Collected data
— start —

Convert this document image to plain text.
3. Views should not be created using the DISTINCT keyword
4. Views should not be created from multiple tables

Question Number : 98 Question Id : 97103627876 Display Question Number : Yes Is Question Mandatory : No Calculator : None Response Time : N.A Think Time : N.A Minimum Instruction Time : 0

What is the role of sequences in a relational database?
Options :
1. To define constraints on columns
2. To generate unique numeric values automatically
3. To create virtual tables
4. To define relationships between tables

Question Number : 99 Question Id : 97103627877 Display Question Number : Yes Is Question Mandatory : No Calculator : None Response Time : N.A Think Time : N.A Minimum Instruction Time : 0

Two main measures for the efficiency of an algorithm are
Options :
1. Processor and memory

— end —

Each line above must be reproduced exactly as it stands.

Convert this document image to plain text.
3. Views should not be created using the DISTINCT keyword
4. Views should not be created from multiple tables

Question Number : 98 Question Id : 97103627876 Display Question Number : Yes Is Question Mandatory : No Calculator : None Response Time : N.A Think Time : N.A Minimum Instruction Time : 0

What is the role of sequences in a relational database?
Options :
1. To define constraints on columns
2. To generate unique numeric values automatically
3. To create virtual tables
4. To define relationships between tables

Question Number : 99 Question Id : 97103627877 Display Question Number : Yes Is Question Mandatory : No Calculator : None Response Time : N.A Think Time : N.A Minimum Instruction Time : 0

Two main measures for the efficiency of an algorithm are
Options :
1. Processor and memory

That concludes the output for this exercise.